Task prompt: Pictures stay out of the copy; set down each line of the listing below exactly.
━━━ Records supplied
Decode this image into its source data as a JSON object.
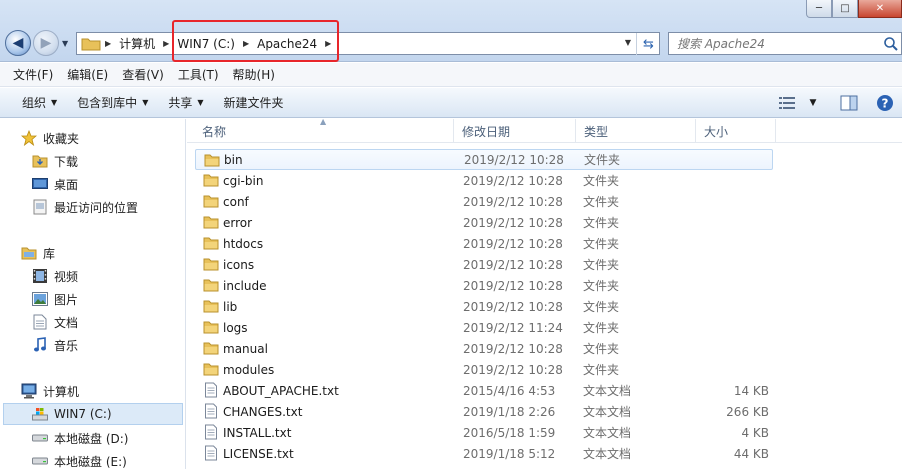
{
  "window": {
    "controls": {
      "minimize": "─",
      "maximize": "□",
      "close": "✕"
    }
  },
  "address": {
    "crumbs": [
      "计算机",
      "WIN7 (C:)",
      "Apache24"
    ]
  },
  "search": {
    "placeholder": "搜索 Apache24"
  },
  "menu": [
    "文件(F)",
    "编辑(E)",
    "查看(V)",
    "工具(T)",
    "帮助(H)"
  ],
  "commands": {
    "organize": "组织",
    "include_in_library": "包含到库中",
    "share": "共享",
    "new_folder": "新建文件夹"
  },
  "nav": {
    "favorites": "收藏夹",
    "downloads": "下载",
    "desktop": "桌面",
    "recent": "最近访问的位置",
    "libraries": "库",
    "videos": "视频",
    "pictures": "图片",
    "documents": "文档",
    "music": "音乐",
    "computer": "计算机",
    "drive_c": "WIN7 (C:)",
    "drive_d": "本地磁盘 (D:)",
    "drive_e": "本地磁盘 (E:)"
  },
  "columns": {
    "name": "名称",
    "date": "修改日期",
    "type": "类型",
    "size": "大小"
  },
  "files": [
    {
      "name": "bin",
      "date": "2019/2/12 10:28",
      "type": "文件夹",
      "size": "",
      "kind": "folder"
    },
    {
      "name": "cgi-bin",
      "date": "2019/2/12 10:28",
      "type": "文件夹",
      "size": "",
      "kind": "folder"
    },
    {
      "name": "conf",
      "date": "2019/2/12 10:28",
      "type": "文件夹",
      "size": "",
      "kind": "folder"
    },
    {
      "name": "error",
      "date": "2019/2/12 10:28",
      "type": "文件夹",
      "size": "",
      "kind": "folder"
    },
    {
      "name": "htdocs",
      "date": "2019/2/12 10:28",
      "type": "文件夹",
      "size": "",
      "kind": "folder"
    },
    {
      "name": "icons",
      "date": "2019/2/12 10:28",
      "type": "文件夹",
      "size": "",
      "kind": "folder"
    },
    {
      "name": "include",
      "date": "2019/2/12 10:28",
      "type": "文件夹",
      "size": "",
      "kind": "folder"
    },
    {
      "name": "lib",
      "date": "2019/2/12 10:28",
      "type": "文件夹",
      "size": "",
      "kind": "folder"
    },
    {
      "name": "logs",
      "date": "2019/2/12 11:24",
      "type": "文件夹",
      "size": "",
      "kind": "folder"
    },
    {
      "name": "manual",
      "date": "2019/2/12 10:28",
      "type": "文件夹",
      "size": "",
      "kind": "folder"
    },
    {
      "name": "modules",
      "date": "2019/2/12 10:28",
      "type": "文件夹",
      "size": "",
      "kind": "folder"
    },
    {
      "name": "ABOUT_APACHE.txt",
      "date": "2015/4/16 4:53",
      "type": "文本文档",
      "size": "14 KB",
      "kind": "text"
    },
    {
      "name": "CHANGES.txt",
      "date": "2019/1/18 2:26",
      "type": "文本文档",
      "size": "266 KB",
      "kind": "text"
    },
    {
      "name": "INSTALL.txt",
      "date": "2016/5/18 1:59",
      "type": "文本文档",
      "size": "4 KB",
      "kind": "text"
    },
    {
      "name": "LICENSE.txt",
      "date": "2019/1/18 5:12",
      "type": "文本文档",
      "size": "44 KB",
      "kind": "text"
    }
  ],
  "colors": {
    "highlight": "#e8262b",
    "folder": "#e8c15a",
    "selection": "#dceaf8"
  }
}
━━━━━━
Response:
Decode this image into its source data as a JSON object.
{
  "window": {
    "controls": {
      "minimize": "─",
      "maximize": "□",
      "close": "✕"
    }
  },
  "address": {
    "crumbs": [
      "计算机",
      "WIN7 (C:)",
      "Apache24"
    ]
  },
  "search": {
    "placeholder": "搜索 Apache24"
  },
  "menu": [
    "文件(F)",
    "编辑(E)",
    "查看(V)",
    "工具(T)",
    "帮助(H)"
  ],
  "commands": {
    "organize": "组织",
    "include_in_library": "包含到库中",
    "share": "共享",
    "new_folder": "新建文件夹"
  },
  "nav": {
    "favorites": "收藏夹",
    "downloads": "下载",
    "desktop": "桌面",
    "recent": "最近访问的位置",
    "libraries": "库",
    "videos": "视频",
    "pictures": "图片",
    "documents": "文档",
    "music": "音乐",
    "computer": "计算机",
    "drive_c": "WIN7 (C:)",
    "drive_d": "本地磁盘 (D:)",
    "drive_e": "本地磁盘 (E:)"
  },
  "columns": {
    "name": "名称",
    "date": "修改日期",
    "type": "类型",
    "size": "大小"
  },
  "files": [
    {
      "name": "bin",
      "date": "2019/2/12 10:28",
      "type": "文件夹",
      "size": "",
      "kind": "folder"
    },
    {
      "name": "cgi-bin",
      "date": "2019/2/12 10:28",
      "type": "文件夹",
      "size": "",
      "kind": "folder"
    },
    {
      "name": "conf",
      "date": "2019/2/12 10:28",
      "type": "文件夹",
      "size": "",
      "kind": "folder"
    },
    {
      "name": "error",
      "date": "2019/2/12 10:28",
      "type": "文件夹",
      "size": "",
      "kind": "folder"
    },
    {
      "name": "htdocs",
      "date": "2019/2/12 10:28",
      "type": "文件夹",
      "size": "",
      "kind": "folder"
    },
    {
      "name": "icons",
      "date": "2019/2/12 10:28",
      "type": "文件夹",
      "size": "",
      "kind": "folder"
    },
    {
      "name": "include",
      "date": "2019/2/12 10:28",
      "type": "文件夹",
      "size": "",
      "kind": "folder"
    },
    {
      "name": "lib",
      "date": "2019/2/12 10:28",
      "type": "文件夹",
      "size": "",
      "kind": "folder"
    },
    {
      "name": "logs",
      "date": "2019/2/12 11:24",
      "type": "文件夹",
      "size": "",
      "kind": "folder"
    },
    {
      "name": "manual",
      "date": "2019/2/12 10:28",
      "type": "文件夹",
      "size": "",
      "kind": "folder"
    },
    {
      "name": "modules",
      "date": "2019/2/12 10:28",
      "type": "文件夹",
      "size": "",
      "kind": "folder"
    },
    {
      "name": "ABOUT_APACHE.txt",
      "date": "2015/4/16 4:53",
      "type": "文本文档",
      "size": "14 KB",
      "kind": "text"
    },
    {
      "name": "CHANGES.txt",
      "date": "2019/1/18 2:26",
      "type": "文本文档",
      "size": "266 KB",
      "kind": "text"
    },
    {
      "name": "INSTALL.txt",
      "date": "2016/5/18 1:59",
      "type": "文本文档",
      "size": "4 KB",
      "kind": "text"
    },
    {
      "name": "LICENSE.txt",
      "date": "2019/1/18 5:12",
      "type": "文本文档",
      "size": "44 KB",
      "kind": "text"
    }
  ],
  "colors": {
    "highlight": "#e8262b",
    "folder": "#e8c15a",
    "selection": "#dceaf8"
  }
}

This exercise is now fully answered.